(Stored data entries)
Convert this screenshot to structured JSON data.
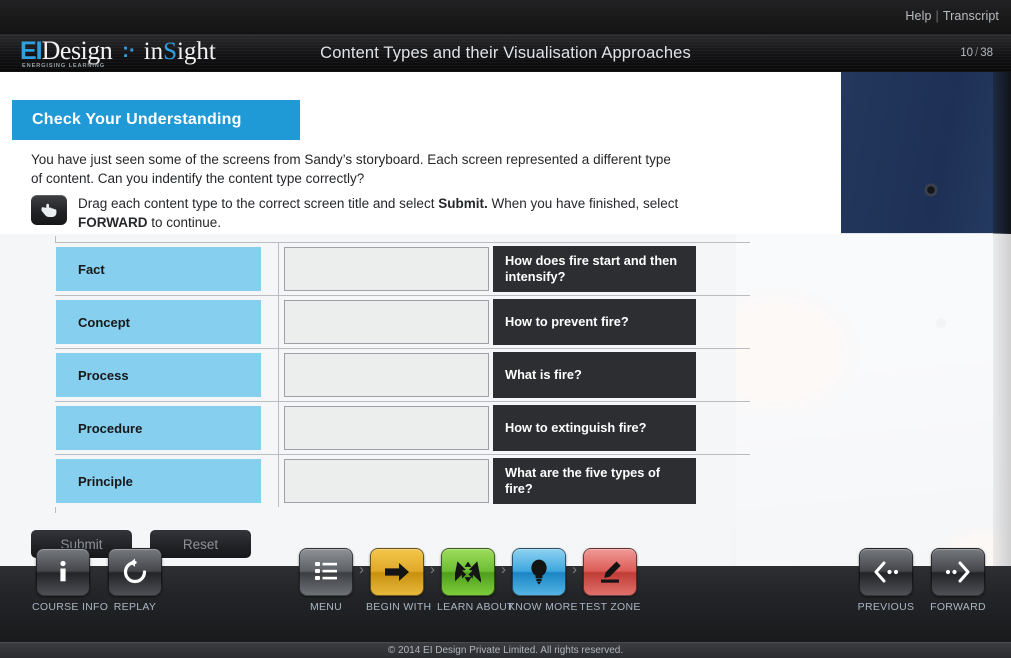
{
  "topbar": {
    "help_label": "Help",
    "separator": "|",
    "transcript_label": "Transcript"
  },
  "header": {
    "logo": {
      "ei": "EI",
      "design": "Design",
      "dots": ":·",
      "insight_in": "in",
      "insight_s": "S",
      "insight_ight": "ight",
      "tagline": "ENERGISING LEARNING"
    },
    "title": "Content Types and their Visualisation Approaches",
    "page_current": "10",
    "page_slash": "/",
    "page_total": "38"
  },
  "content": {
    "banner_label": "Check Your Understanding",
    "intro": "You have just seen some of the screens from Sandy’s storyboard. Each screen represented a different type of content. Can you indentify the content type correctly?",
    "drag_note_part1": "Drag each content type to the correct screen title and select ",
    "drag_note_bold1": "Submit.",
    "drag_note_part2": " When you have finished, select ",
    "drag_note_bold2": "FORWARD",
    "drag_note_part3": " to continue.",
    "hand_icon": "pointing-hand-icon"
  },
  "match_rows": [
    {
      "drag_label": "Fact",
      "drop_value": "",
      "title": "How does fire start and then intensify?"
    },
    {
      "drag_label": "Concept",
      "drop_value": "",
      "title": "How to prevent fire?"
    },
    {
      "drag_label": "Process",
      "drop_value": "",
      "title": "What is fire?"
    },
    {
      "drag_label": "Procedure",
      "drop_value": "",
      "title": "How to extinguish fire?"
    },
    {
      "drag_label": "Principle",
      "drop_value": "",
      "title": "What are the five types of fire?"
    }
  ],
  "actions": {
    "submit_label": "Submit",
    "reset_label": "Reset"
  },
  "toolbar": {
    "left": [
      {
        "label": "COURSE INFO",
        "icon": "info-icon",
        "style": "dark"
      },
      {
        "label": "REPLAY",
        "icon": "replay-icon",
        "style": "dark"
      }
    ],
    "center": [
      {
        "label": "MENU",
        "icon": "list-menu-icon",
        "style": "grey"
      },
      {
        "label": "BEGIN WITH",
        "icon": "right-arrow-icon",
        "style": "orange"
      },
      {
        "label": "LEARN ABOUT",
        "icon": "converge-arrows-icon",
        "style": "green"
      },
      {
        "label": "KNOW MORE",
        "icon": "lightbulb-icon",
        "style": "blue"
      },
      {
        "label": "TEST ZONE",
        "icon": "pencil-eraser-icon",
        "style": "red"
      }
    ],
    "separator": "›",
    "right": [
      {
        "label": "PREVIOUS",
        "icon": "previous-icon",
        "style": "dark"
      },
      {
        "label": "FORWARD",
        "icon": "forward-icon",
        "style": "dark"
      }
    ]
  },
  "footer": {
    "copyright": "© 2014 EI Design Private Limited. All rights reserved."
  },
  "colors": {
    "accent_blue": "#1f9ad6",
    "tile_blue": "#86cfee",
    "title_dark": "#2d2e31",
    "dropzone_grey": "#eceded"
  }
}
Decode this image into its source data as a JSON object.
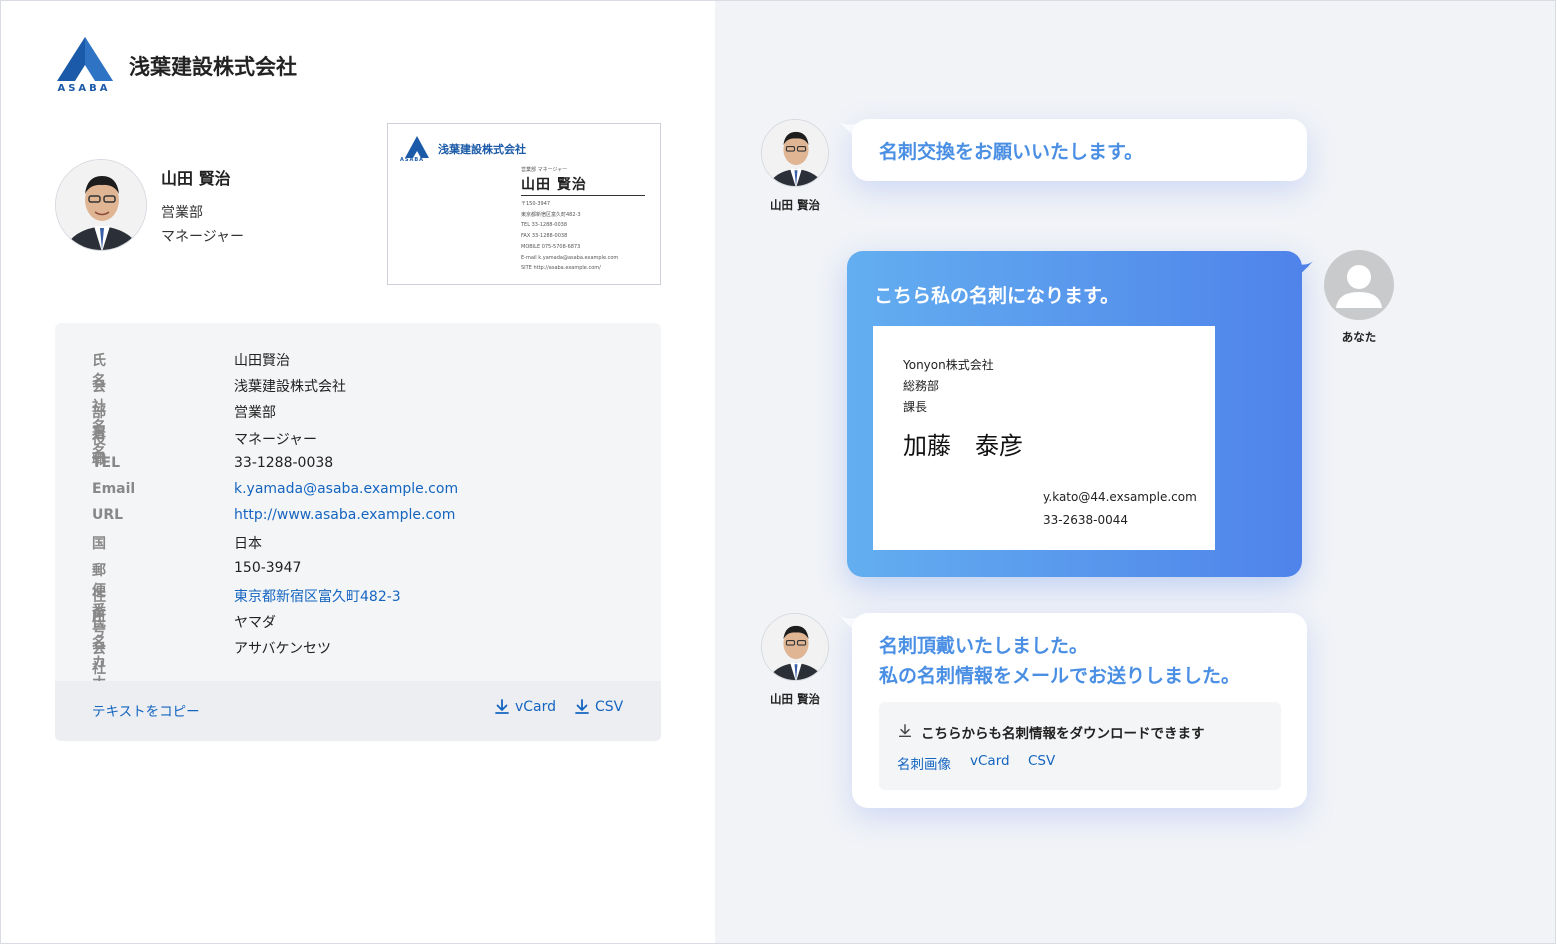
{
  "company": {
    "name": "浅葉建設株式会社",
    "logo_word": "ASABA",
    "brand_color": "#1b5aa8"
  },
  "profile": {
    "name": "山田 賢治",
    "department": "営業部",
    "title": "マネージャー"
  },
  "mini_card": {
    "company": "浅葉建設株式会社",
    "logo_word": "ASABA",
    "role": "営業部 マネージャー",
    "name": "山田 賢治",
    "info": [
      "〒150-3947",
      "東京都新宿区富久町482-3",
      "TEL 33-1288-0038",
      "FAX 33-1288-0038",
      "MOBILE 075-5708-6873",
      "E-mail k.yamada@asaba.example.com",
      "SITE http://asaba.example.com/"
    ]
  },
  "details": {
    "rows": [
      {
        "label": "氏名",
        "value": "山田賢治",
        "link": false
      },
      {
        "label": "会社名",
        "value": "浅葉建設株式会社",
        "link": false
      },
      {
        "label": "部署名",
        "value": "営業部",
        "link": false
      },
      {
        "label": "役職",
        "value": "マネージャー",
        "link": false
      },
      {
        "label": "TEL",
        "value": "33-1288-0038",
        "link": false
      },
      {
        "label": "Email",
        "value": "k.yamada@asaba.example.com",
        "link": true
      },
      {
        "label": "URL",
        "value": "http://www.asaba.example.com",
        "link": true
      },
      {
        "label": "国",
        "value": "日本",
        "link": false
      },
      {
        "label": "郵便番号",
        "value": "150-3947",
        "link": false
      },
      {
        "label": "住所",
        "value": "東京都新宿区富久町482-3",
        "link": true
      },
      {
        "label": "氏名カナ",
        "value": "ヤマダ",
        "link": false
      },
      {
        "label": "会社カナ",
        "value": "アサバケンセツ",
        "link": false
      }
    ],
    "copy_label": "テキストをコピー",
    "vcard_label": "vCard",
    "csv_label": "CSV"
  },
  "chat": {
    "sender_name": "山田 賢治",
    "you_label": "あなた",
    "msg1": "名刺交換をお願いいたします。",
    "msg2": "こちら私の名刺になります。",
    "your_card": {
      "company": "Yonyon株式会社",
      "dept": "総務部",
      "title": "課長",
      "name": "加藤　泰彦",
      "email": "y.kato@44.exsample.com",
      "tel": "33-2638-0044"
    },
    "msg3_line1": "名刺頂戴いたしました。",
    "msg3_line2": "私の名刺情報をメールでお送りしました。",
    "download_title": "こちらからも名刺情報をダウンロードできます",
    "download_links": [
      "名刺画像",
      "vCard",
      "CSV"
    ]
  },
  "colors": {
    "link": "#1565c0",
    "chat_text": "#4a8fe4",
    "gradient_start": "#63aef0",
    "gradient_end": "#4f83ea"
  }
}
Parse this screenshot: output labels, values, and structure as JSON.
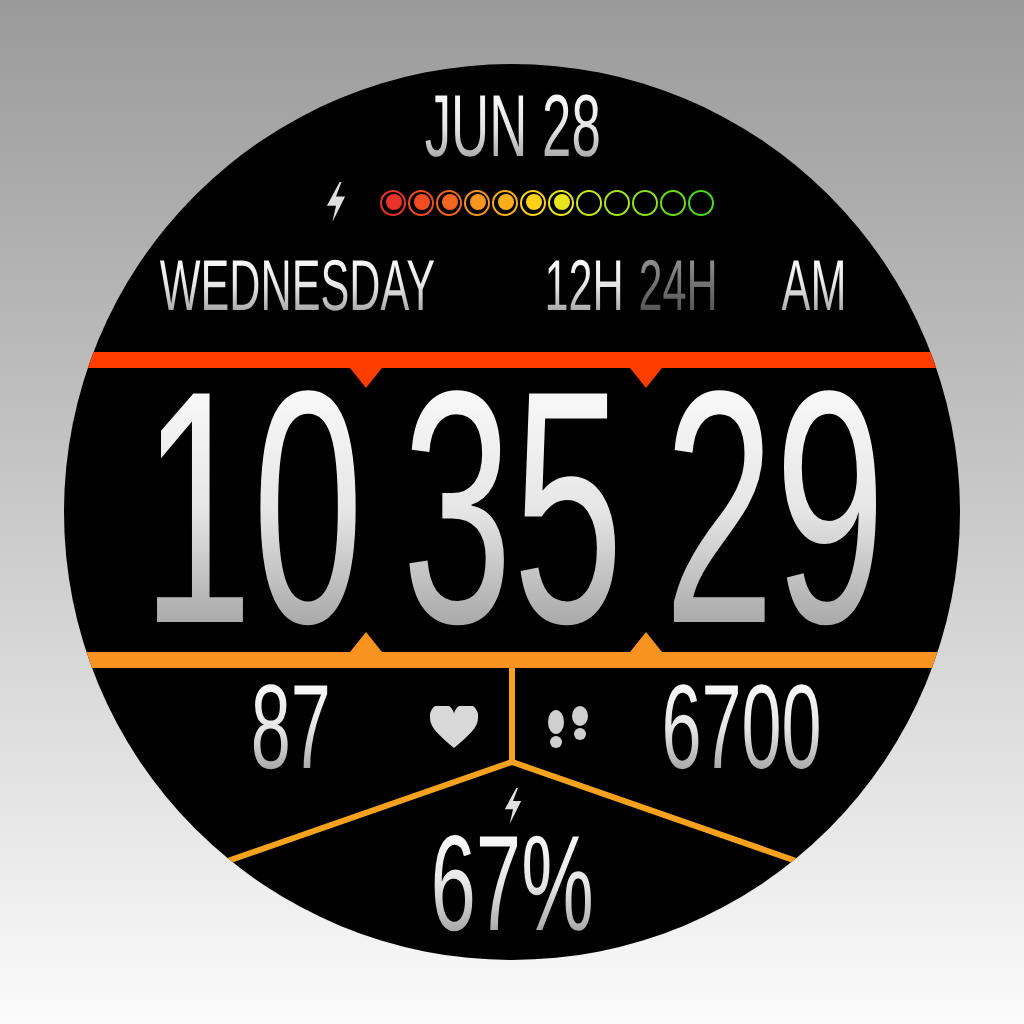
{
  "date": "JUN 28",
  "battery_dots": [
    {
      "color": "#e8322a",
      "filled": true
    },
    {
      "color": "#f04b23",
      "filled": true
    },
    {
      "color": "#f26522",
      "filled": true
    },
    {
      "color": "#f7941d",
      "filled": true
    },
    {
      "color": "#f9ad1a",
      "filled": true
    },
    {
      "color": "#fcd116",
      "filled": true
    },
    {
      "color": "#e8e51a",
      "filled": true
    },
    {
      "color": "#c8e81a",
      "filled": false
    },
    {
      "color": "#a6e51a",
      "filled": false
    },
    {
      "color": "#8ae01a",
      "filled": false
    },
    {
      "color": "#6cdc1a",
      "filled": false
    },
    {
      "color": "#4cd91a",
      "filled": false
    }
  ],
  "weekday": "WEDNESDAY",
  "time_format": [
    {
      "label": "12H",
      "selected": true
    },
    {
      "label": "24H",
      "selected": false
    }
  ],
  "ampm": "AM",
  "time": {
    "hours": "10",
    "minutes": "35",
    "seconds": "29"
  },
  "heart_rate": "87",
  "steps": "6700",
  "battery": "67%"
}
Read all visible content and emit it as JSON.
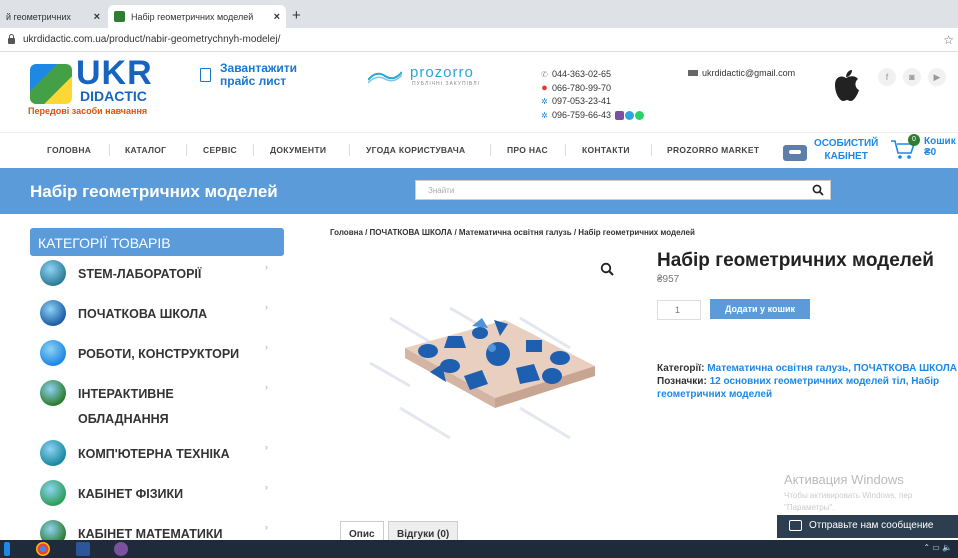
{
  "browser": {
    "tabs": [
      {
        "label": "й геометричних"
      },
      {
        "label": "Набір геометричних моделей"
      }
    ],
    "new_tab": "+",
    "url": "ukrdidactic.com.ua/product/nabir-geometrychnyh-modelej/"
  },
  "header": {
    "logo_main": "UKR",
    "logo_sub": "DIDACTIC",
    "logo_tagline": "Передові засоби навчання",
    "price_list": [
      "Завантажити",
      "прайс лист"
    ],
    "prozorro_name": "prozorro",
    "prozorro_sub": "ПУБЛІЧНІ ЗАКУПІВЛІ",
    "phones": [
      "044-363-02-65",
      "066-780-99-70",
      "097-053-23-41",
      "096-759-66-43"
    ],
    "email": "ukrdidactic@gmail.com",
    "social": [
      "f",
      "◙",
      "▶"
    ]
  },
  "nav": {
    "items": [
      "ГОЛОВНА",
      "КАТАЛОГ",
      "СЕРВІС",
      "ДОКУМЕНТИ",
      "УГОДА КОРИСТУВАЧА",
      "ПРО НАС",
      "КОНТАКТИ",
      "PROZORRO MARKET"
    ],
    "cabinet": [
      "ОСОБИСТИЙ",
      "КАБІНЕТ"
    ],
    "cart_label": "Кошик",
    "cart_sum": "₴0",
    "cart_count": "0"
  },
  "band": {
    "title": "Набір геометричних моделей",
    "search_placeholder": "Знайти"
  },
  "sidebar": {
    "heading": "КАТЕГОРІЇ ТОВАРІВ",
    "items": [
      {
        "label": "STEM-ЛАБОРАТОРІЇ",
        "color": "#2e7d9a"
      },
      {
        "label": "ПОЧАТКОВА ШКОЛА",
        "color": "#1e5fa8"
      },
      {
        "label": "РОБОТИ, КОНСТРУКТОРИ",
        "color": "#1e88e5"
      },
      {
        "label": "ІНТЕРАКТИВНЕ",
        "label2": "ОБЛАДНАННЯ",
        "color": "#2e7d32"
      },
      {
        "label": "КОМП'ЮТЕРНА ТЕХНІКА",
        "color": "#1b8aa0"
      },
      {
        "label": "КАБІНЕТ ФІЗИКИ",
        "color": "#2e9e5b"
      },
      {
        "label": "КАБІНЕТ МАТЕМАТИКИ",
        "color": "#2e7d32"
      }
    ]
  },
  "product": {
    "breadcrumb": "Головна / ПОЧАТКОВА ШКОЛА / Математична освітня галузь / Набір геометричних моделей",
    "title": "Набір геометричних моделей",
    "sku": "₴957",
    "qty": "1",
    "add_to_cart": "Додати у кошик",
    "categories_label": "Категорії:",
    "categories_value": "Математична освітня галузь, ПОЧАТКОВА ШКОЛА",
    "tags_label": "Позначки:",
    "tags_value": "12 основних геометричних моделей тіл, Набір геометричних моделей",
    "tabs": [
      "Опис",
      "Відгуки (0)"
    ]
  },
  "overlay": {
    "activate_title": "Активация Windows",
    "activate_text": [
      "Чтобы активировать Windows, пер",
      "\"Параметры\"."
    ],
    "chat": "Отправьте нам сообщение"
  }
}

→ **Task description**:
Extract each line from the entries above that contains the string "Design".

→ **Answer to this exercise**:
      "design": "Design",
    "copyright": "© 2014 EI Design Private Limited. All rights reserved."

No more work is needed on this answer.